> **Task instructions**:
Give the total number of lines with the word "page" in them, and no other words.

(Records from a data source)
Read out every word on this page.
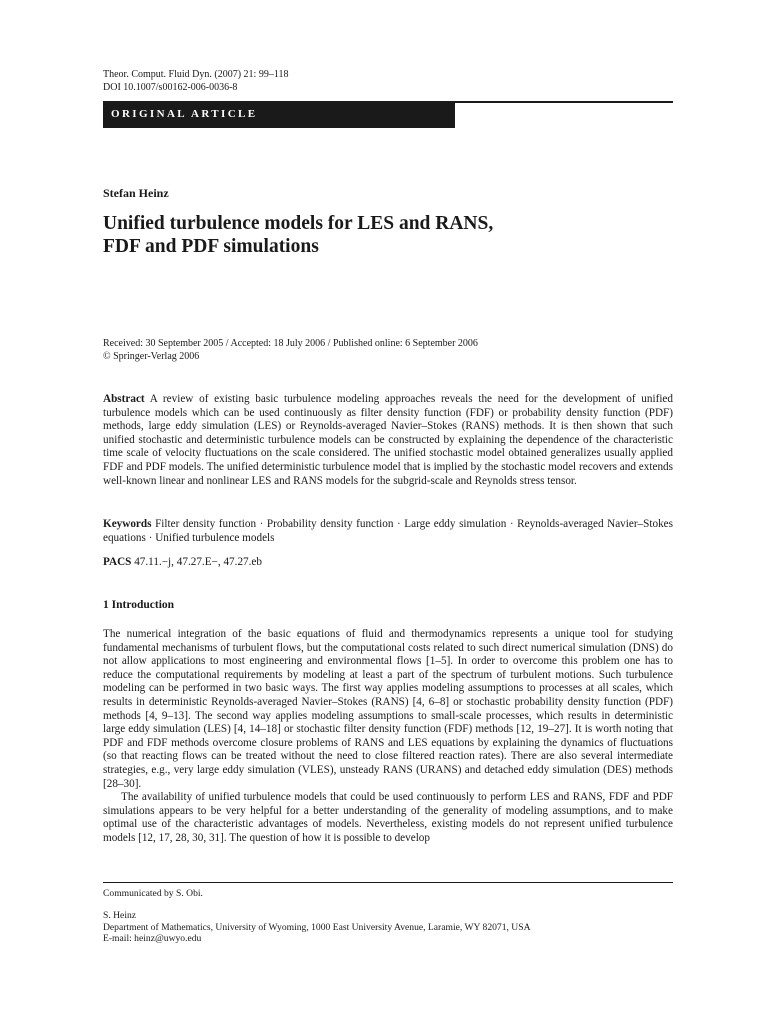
Theor. Comput. Fluid Dyn. (2007) 21: 99–118
DOI 10.1007/s00162-006-0036-8
ORIGINAL ARTICLE
Stefan Heinz
Unified turbulence models for LES and RANS,
FDF and PDF simulations
Received: 30 September 2005 / Accepted: 18 July 2006 / Published online: 6 September 2006
© Springer-Verlag 2006
Abstract A review of existing basic turbulence modeling approaches reveals the need for the development of unified turbulence models which can be used continuously as filter density function (FDF) or probability density function (PDF) methods, large eddy simulation (LES) or Reynolds-averaged Navier–Stokes (RANS) methods. It is then shown that such unified stochastic and deterministic turbulence models can be constructed by explaining the dependence of the characteristic time scale of velocity fluctuations on the scale considered. The unified stochastic model obtained generalizes usually applied FDF and PDF models. The unified deterministic turbulence model that is implied by the stochastic model recovers and extends well-known linear and nonlinear LES and RANS models for the subgrid-scale and Reynolds stress tensor.
Keywords Filter density function · Probability density function · Large eddy simulation · Reynolds-averaged Navier–Stokes equations · Unified turbulence models
PACS 47.11.−j, 47.27.E−, 47.27.eb
1 Introduction
The numerical integration of the basic equations of fluid and thermodynamics represents a unique tool for studying fundamental mechanisms of turbulent flows, but the computational costs related to such direct numerical simulation (DNS) do not allow applications to most engineering and environmental flows [1–5]. In order to overcome this problem one has to reduce the computational requirements by modeling at least a part of the spectrum of turbulent motions. Such turbulence modeling can be performed in two basic ways. The first way applies modeling assumptions to processes at all scales, which results in deterministic Reynolds-averaged Navier–Stokes (RANS) [4, 6–8] or stochastic probability density function (PDF) methods [4, 9–13]. The second way applies modeling assumptions to small-scale processes, which results in deterministic large eddy simulation (LES) [4, 14–18] or stochastic filter density function (FDF) methods [12, 19–27]. It is worth noting that PDF and FDF methods overcome closure problems of RANS and LES equations by explaining the dynamics of fluctuations (so that reacting flows can be treated without the need to close filtered reaction rates). There are also several intermediate strategies, e.g., very large eddy simulation (VLES), unsteady RANS (URANS) and detached eddy simulation (DES) methods [28–30].
The availability of unified turbulence models that could be used continuously to perform LES and RANS, FDF and PDF simulations appears to be very helpful for a better understanding of the generality of modeling assumptions, and to make optimal use of the characteristic advantages of models. Nevertheless, existing models do not represent unified turbulence models [12, 17, 28, 30, 31]. The question of how it is possible to develop
Communicated by S. Obi.
S. Heinz
Department of Mathematics, University of Wyoming, 1000 East University Avenue, Laramie, WY 82071, USA
E-mail: heinz@uwyo.edu
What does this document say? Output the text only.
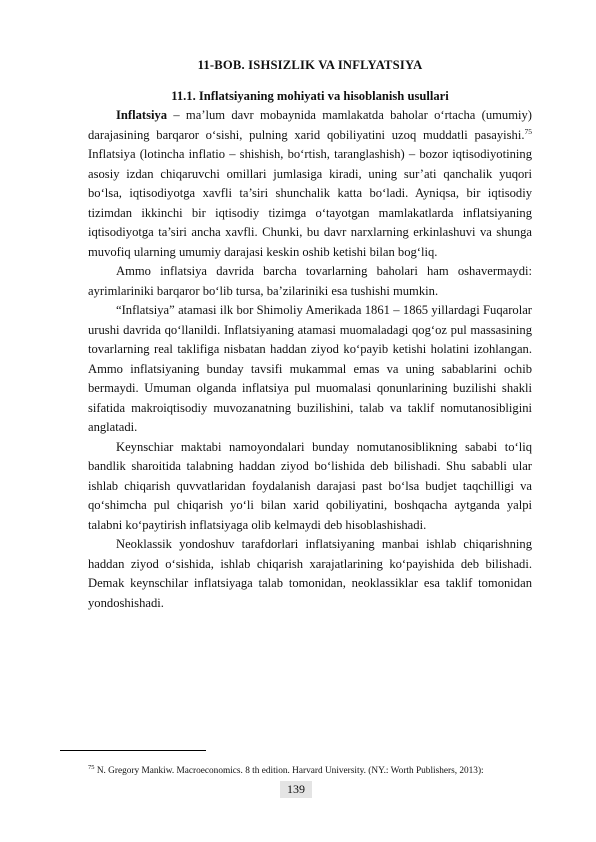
11-BOB. ISHSIZLIK VA INFLYATSIYA
11.1. Inflatsiyaning mohiyati va hisoblanish usullari

Inflatsiya – ma’lum davr mobaynida mamlakatda baholar o‘rtacha (umumiy) darajasining barqaror o‘sishi, pulning xarid qobiliyatini uzoq muddatli pasayishi.$^{75}$ Inflatsiya (lotincha inflatio – shishish, bo‘rtish, taranglashish) – bozor iqtisodiyotining asosiy izdan chiqaruvchi omillari jumlasiga kiradi, uning sur’ati qanchalik yuqori bo‘lsa, iqtisodiyotga xavfli ta’siri shunchalik katta bo‘ladi. Ayniqsa, bir iqtisodiy tizimdan ikkinchi bir iqtisodiy tizimga o‘tayotgan mamlakatlarda inflatsiyaning iqtisodiyotga ta’siri ancha xavfli. Chunki, bu davr narxlarning erkinlashuvi va shunga muvofiq ularning umumiy darajasi keskin oshib ketishi bilan bog‘liq.

Ammo inflatsiya davrida barcha tovarlarning baholari ham oshavermaydi: ayrimlariniki barqaror bo‘lib tursa, ba’zilariniki esa tushishi mumkin.

“Inflatsiya” atamasi ilk bor Shimoliy Amerikada 1861 – 1865 yillardagi Fuqarolar urushi davrida qo‘llanildi. Inflatsiyaning atamasi muomaladagi qog‘oz pul massasining tovarlarning real taklifiga nisbatan haddan ziyod ko‘payib ketishi holatini izohlangan. Ammo inflatsiyaning bunday tavsifi mukammal emas va uning sabablarini ochib bermaydi. Umuman olganda inflatsiya pul muomalasi qonunlarining buzilishi shakli sifatida makroiqtisodiy muvozanatning buzilishini, talab va taklif nomutanosibligini anglatadi.

Keynschiar maktabi namoyondalari bunday nomutanosiblikning sababi to‘liq bandlik sharoitida talabning haddan ziyod bo‘lishida deb bilishadi. Shu sababli ular ishlab chiqarish quvvatlaridan foydalanish darajasi past bo‘lsa budjet taqchilligi va qo‘shimcha pul chiqarish yo‘li bilan xarid qobiliyatini, boshqacha aytganda yalpi talabni ko‘paytirish inflatsiyaga olib kelmaydi deb hisoblashishadi.

Neoklassik yondoshuv tarafdorlari inflatsiyaning manbai ishlab chiqarishning haddan ziyod o‘sishida, ishlab chiqarish xarajatlarining ko‘payishida deb bilishadi. Demak keynschilar inflatsiyaga talab tomonidan, neoklassiklar esa taklif tomonidan yondoshishadi.

$^{75}$ N. Gregory Mankiw. Macroeconomics. 8 th edition. Harvard University. (NY.: Worth Publishers, 2013):
139
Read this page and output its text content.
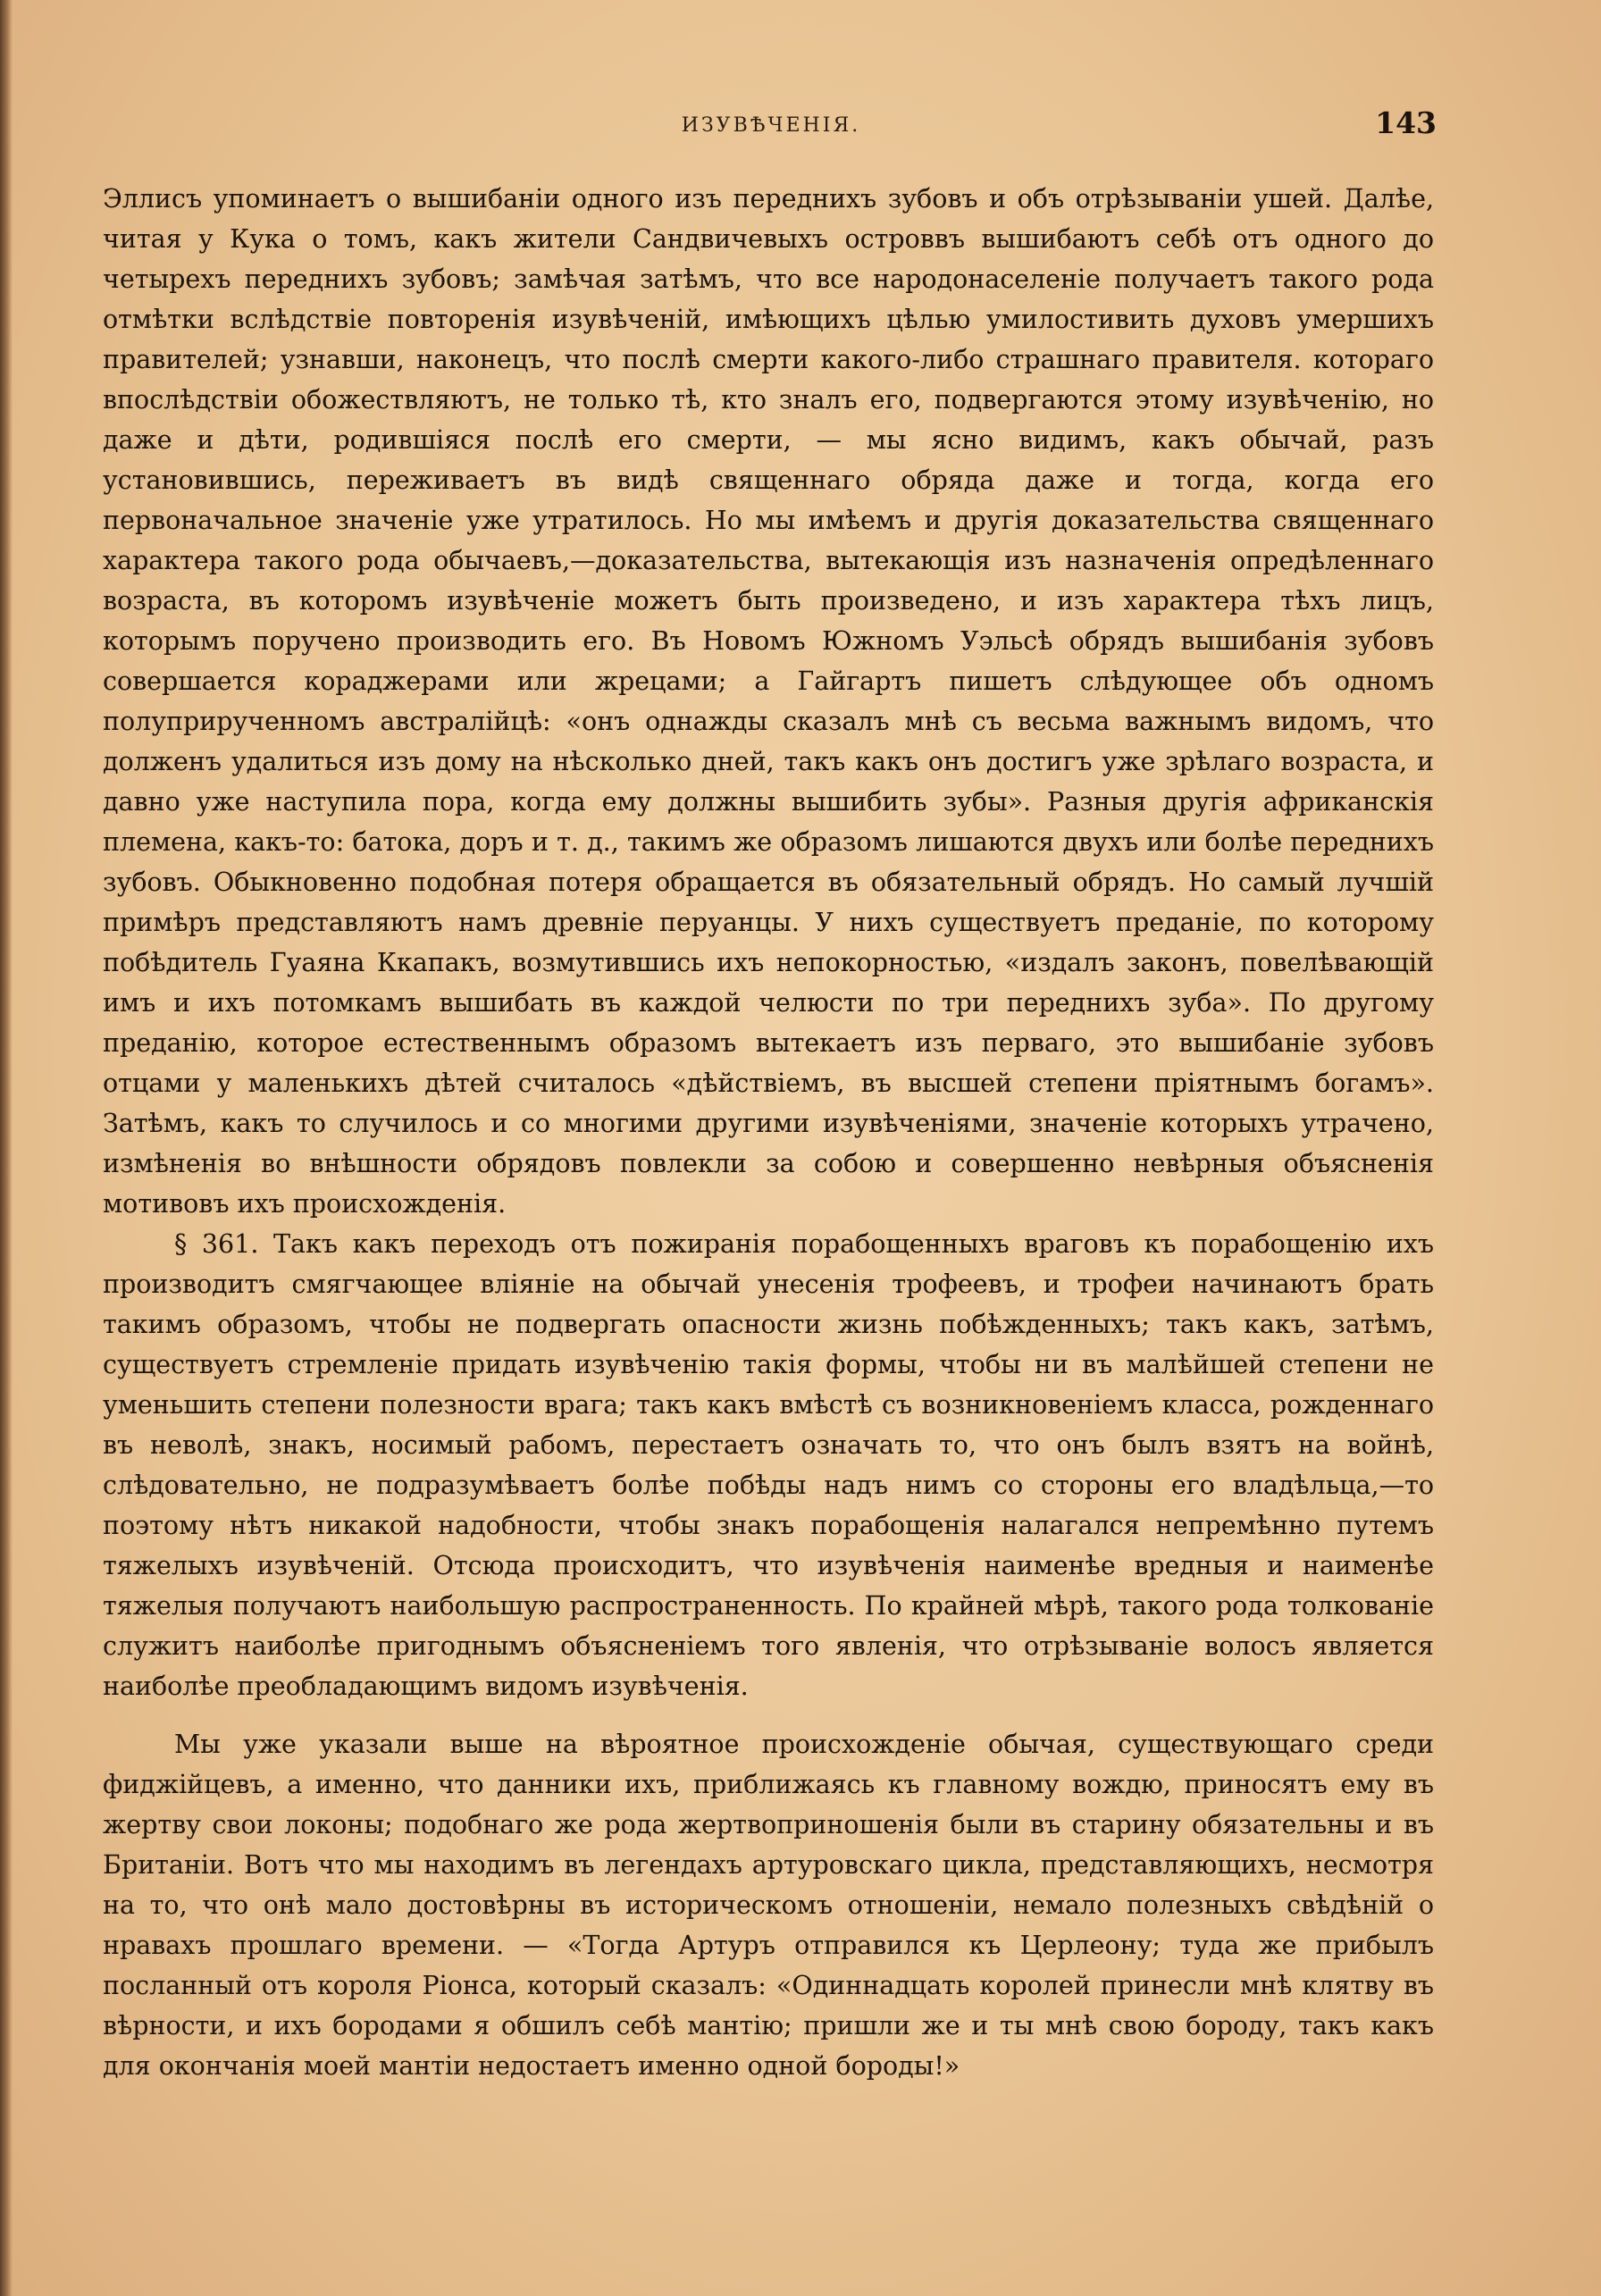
ИЗУВѢЧЕНІЯ.	143

Эллисъ упоминаетъ о вышибаніи одного изъ переднихъ зубовъ и объ отрѣзываніи ушей. Далѣе, читая у Кука о томъ, какъ жители Сандвичевыхъ островвъ вышибаютъ себѣ отъ одного до четырехъ переднихъ зубовъ; замѣчая затѣмъ, что все народонаселеніе получаетъ такого рода отмѣтки вслѣдствіе повторенія изувѣченій, имѣющихъ цѣлью умилостивить духовъ умершихъ правителей; узнавши, наконецъ, что послѣ смерти какого-либо страшнаго правителя. котораго впослѣдствіи обожествляютъ, не только тѣ, кто зналъ его, подвергаются этому изувѣченію, но даже и дѣти, родившіяся послѣ его смерти, — мы ясно видимъ, какъ обычай, разъ установившись, переживаетъ въ видѣ священнаго обряда даже и тогда, когда его первоначальное значеніе уже утратилось. Но мы имѣемъ и другія доказательства священнаго характера такого рода обычаевъ,—доказательства, вытекающія изъ назначенія опредѣленнаго возраста, въ которомъ изувѣченіе можетъ быть произведено, и изъ характера тѣхъ лицъ, которымъ поручено производить его. Въ Новомъ Южномъ Уэльсѣ обрядъ вышибанія зубовъ совершается кораджерами или жрецами; а Гайгартъ пишетъ слѣдующее объ одномъ полуприрученномъ австралійцѣ: «онъ однажды сказалъ мнѣ съ весьма важнымъ видомъ, что долженъ удалиться изъ дому на нѣсколько дней, такъ какъ онъ достигъ уже зрѣлаго возраста, и давно уже наступила пора, когда ему должны вышибить зубы». Разныя другія африканскія племена, какъ-то: батока, доръ и т. д., такимъ же образомъ лишаются двухъ или болѣе переднихъ зубовъ. Обыкновенно подобная потеря обращается въ обязательный обрядъ. Но самый лучшій примѣръ представляютъ намъ древніе перуанцы. У нихъ существуетъ преданіе, по которому побѣдитель Гуаяна Ккапакъ, возмутившись ихъ непокорностью, «издалъ законъ, повелѣвающій имъ и ихъ потомкамъ вышибать въ каждой челюсти по три переднихъ зуба». По другому преданію, которое естественнымъ образомъ вытекаетъ изъ перваго, это вышибаніе зубовъ отцами у маленькихъ дѣтей считалось «дѣйствіемъ, въ высшей степени пріятнымъ богамъ». Затѣмъ, какъ то случилось и со многими другими изувѣченіями, значеніе которыхъ утрачено, измѣненія во внѣшности обрядовъ повлекли за собою и совершенно невѣрныя объясненія мотивовъ ихъ происхожденія.

§ 361. Такъ какъ переходъ отъ пожиранія порабощенныхъ враговъ къ порабощенію ихъ производитъ смягчающее вліяніе на обычай унесенія трофеевъ, и трофеи начинаютъ брать такимъ образомъ, чтобы не подвергать опасности жизнь побѣжденныхъ; такъ какъ, затѣмъ, существуетъ стремленіе придать изувѣченію такія формы, чтобы ни въ малѣйшей степени не уменьшить степени полезности врага; такъ какъ вмѣстѣ съ возникновеніемъ класса, рожденнаго въ неволѣ, знакъ, носимый рабомъ, перестаетъ означать то, что онъ былъ взятъ на войнѣ, слѣдовательно, не подразумѣваетъ болѣе побѣды надъ нимъ со стороны его владѣльца,—то поэтому нѣтъ никакой надобности, чтобы знакъ порабощенія налагался непремѣнно путемъ тяжелыхъ изувѣченій. Отсюда происходитъ, что изувѣченія наименѣе вредныя и наименѣе тяжелыя получаютъ наибольшую распространенность. По крайней мѣрѣ, такого рода толкованіе служитъ наиболѣе пригоднымъ объясненіемъ того явленія, что отрѣзываніе волосъ является наиболѣе преобладающимъ видомъ изувѣченія.

Мы уже указали выше на вѣроятное происхожденіе обычая, существующаго среди фиджійцевъ, а именно, что данники ихъ, приближаясь къ главному вождю, приносятъ ему въ жертву свои локоны; подобнаго же рода жертвоприношенія были въ старину обязательны и въ Британіи. Вотъ что мы находимъ въ легендахъ артуровскаго цикла, представляющихъ, несмотря на то, что онѣ мало достовѣрны въ историческомъ отношеніи, немало полезныхъ свѣдѣній о нравахъ прошлаго времени. — «Тогда Артуръ отправился къ Церлеону; туда же прибылъ посланный отъ короля Ріонса, который сказалъ: «Одиннадцать королей принесли мнѣ клятву въ вѣрности, и ихъ бородами я обшилъ себѣ мантію; пришли же и ты мнѣ свою бороду, такъ какъ для окончанія моей мантіи недостаетъ именно одной бороды!»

> **The solution**:
2